> [TEXT]:
# # # # #
# First time kitten owner here!



## Gloworm (Nov 19, 2010)

Good evening!

My name is Martha and I have had my kitten Gloworm for 3 weeks now, and he is nearly 4 months old. He is an exotic shorthair red tabby and is absolutely gorgeous. I cannot believe I haven't got myself a kitten before! I hope to learn lots about caring for him on the forums 

Martha x


----------



## marie73 (Jul 12, 2006)

Welcome, Martha!

Gloworm - love the name, need a picture now. :grin:


----------



## Susan (Mar 29, 2010)

A red tabby exotic shorthair called Gloworm...we definitely need pictures!


----------



## Gloworm (Nov 19, 2010)

Hope the piccie works!


----------



## marie73 (Jul 12, 2006)

OMGosh!!!

:luv


----------



## Susan (Mar 29, 2010)

Awww...he's soooo precious!


----------



## Gloworm (Nov 19, 2010)

Susan said:


> Awww...he's soooo precious!


I am besotted with him, he is the absolute double of his mummy too  When I went to pick him up there were a few older kittens in the room, I could have taken them all home they were all so lovely!

This is his mum


----------



## Meker (Nov 8, 2010)

Sweet Baby Jesus! He's so adorable!!!


----------



## Sinatra-Butters (Aug 9, 2010)

Sooooo cute!!


----------



## love.my.cats (Jan 29, 2009)

Welcome to the forum. He is absolutely adorable!!


----------



## Ummm (Jul 16, 2010)

How cue!!!


----------



## swimkris (Jul 17, 2010)

He definitely ranks up there with the cutest kittens I have ever seen


----------



## Kobster (Feb 1, 2007)

He is pretty cute! I think its the sad eyes!


----------
# # # # #
> [DATA EXCERPTS]:
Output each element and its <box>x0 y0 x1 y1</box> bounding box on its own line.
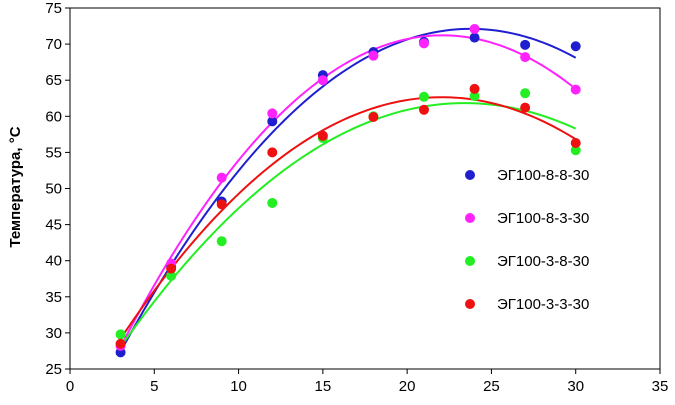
data-point-series-3 <box>116 329 126 339</box>
y-tick-label: 35 <box>45 289 62 306</box>
data-point-series-4 <box>166 264 176 274</box>
legend-label-series-2: ЭГ100-8-3-30 <box>497 210 589 227</box>
data-point-series-4 <box>116 339 126 349</box>
y-tick-label: 70 <box>45 36 62 53</box>
data-point-series-1 <box>571 41 581 51</box>
legend-label-series-4: ЭГ100-3-3-30 <box>497 296 589 313</box>
y-tick-label: 40 <box>45 253 62 270</box>
temperature-scatter-chart: 0 5 10 15 20 25 30 35 25 30 35 40 45 50 55 60 65 70 75 ЭГ1… <box>0 0 675 405</box>
data-point-series-4 <box>470 84 480 94</box>
x-tick-label: 25 <box>483 378 500 395</box>
data-point-series-3 <box>419 92 429 102</box>
data-point-series-2 <box>419 38 429 48</box>
legend-label-series-3: ЭГ100-3-8-30 <box>497 253 589 270</box>
legend-label-series-1: ЭГ100-8-8-30 <box>497 167 589 184</box>
x-tick-label: 15 <box>315 378 332 395</box>
legend-marker-series-1 <box>465 170 475 180</box>
y-tick-label: 50 <box>45 181 62 198</box>
legend: ЭГ100-8-8-30 ЭГ100-8-3-30 ЭГ100-3-8-30 ЭГ10… <box>465 167 589 313</box>
x-tick-label: 20 <box>399 378 416 395</box>
x-tick-label: 0 <box>66 378 74 395</box>
data-point-series-2 <box>267 108 277 118</box>
axes: 0 5 10 15 20 25 30 35 25 30 35 40 45 50 55 60 65 70 75 <box>45 0 668 395</box>
y-axis-title: Температура, °С <box>7 126 24 247</box>
y-tick-label: 60 <box>45 108 62 125</box>
data-point-series-4 <box>368 112 378 122</box>
data-point-series-2 <box>470 24 480 34</box>
y-tick-label: 45 <box>45 217 62 234</box>
data-point-series-2 <box>520 52 530 62</box>
plot-area-border <box>70 8 660 369</box>
data-point-series-2 <box>571 85 581 95</box>
y-tick-label: 55 <box>45 144 62 161</box>
data-point-series-3 <box>267 198 277 208</box>
data-point-series-4 <box>419 105 429 115</box>
data-point-series-2 <box>368 51 378 61</box>
data-point-series-1 <box>520 40 530 50</box>
y-tick-label: 25 <box>45 361 62 378</box>
data-point-series-2 <box>318 75 328 85</box>
x-tick-label: 10 <box>230 378 247 395</box>
data-point-series-4 <box>520 103 530 113</box>
data-point-series-2 <box>217 173 227 183</box>
y-tick-label: 65 <box>45 72 62 89</box>
legend-marker-series-3 <box>465 256 475 266</box>
data-point-series-1 <box>470 33 480 43</box>
data-point-series-3 <box>217 236 227 246</box>
x-tick-label: 35 <box>652 378 669 395</box>
legend-marker-series-4 <box>465 299 475 309</box>
y-tick-label: 30 <box>45 325 62 342</box>
chart: 0 5 10 15 20 25 30 35 25 30 35 40 45 50 55 60 65 70 75 ЭГ1… <box>0 0 675 405</box>
x-tick-label: 5 <box>150 378 158 395</box>
data-point-series-4 <box>267 147 277 157</box>
y-tick-label: 75 <box>45 0 62 17</box>
x-tick-label: 30 <box>567 378 584 395</box>
legend-marker-series-2 <box>465 213 475 223</box>
data-point-series-4 <box>571 138 581 148</box>
data-point-series-4 <box>318 131 328 141</box>
data-point-series-3 <box>520 88 530 98</box>
data-point-series-4 <box>217 199 227 209</box>
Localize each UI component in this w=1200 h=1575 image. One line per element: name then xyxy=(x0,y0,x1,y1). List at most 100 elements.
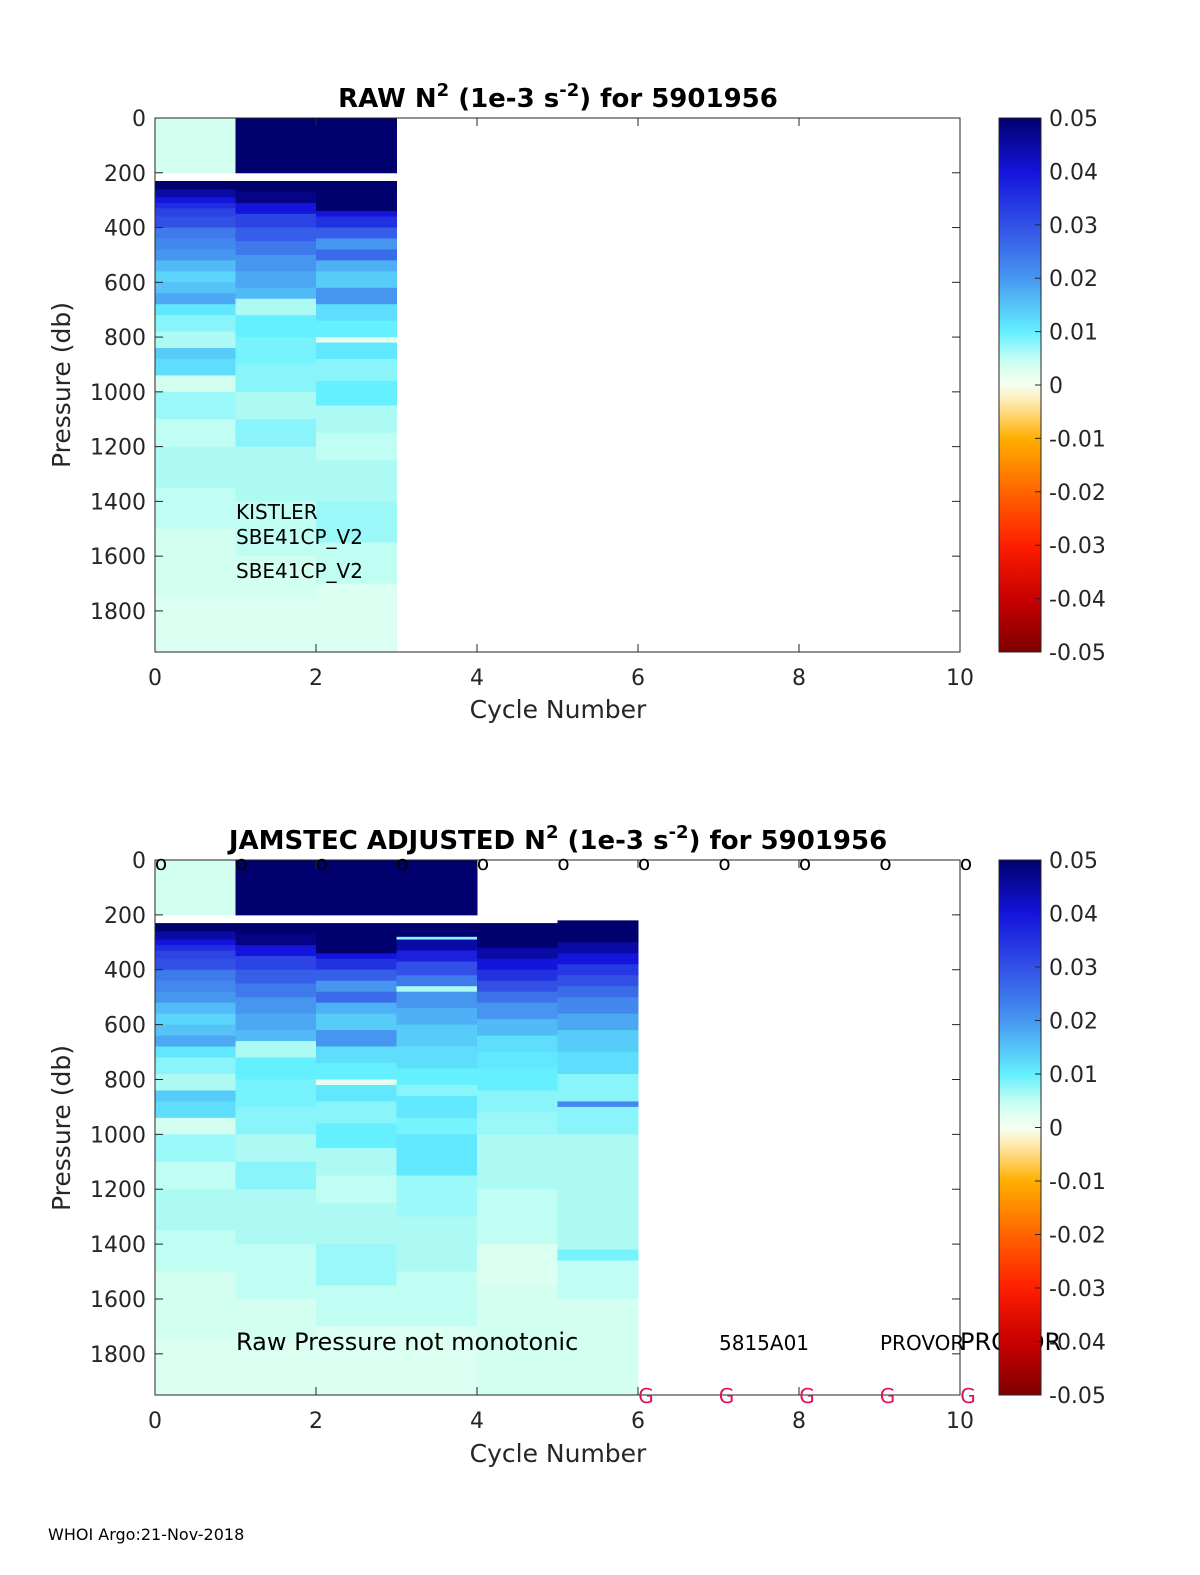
# # # # #
> [SHORT EXERCISE]: In the kitten forum thread, what breed and coloring does the new owner give for Gloworm?

> [FULL ANSWER]: Gloworm is an exotic shorthair red tabby.